■ **PROVIDED RECORDS**
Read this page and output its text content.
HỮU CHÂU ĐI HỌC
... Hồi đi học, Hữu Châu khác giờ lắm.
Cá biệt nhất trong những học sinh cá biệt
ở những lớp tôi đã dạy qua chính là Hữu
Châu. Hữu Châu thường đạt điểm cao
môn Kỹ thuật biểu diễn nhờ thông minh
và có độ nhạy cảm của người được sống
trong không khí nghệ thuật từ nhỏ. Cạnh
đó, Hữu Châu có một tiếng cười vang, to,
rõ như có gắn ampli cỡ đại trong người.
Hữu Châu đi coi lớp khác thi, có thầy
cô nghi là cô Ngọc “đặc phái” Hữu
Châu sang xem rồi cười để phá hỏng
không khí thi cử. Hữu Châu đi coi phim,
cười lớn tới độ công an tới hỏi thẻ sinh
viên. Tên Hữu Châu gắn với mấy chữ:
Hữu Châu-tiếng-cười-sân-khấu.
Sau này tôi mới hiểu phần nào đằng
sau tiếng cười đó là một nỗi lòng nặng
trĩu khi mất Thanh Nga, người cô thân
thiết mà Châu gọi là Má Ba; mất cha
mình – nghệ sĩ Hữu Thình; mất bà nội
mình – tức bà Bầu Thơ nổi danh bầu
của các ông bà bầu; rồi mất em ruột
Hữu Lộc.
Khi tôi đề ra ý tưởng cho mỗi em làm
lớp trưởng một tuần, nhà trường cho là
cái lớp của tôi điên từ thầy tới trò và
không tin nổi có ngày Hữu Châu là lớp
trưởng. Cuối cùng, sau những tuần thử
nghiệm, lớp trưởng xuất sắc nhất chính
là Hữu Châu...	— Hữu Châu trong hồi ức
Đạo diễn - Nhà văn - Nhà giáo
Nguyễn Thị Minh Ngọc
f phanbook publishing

■ **PROMPT**
Give the number of lines in the entries above that include the string "khác". No other output is expected.

■ **ANSWER TO THIS PROBLEM**
2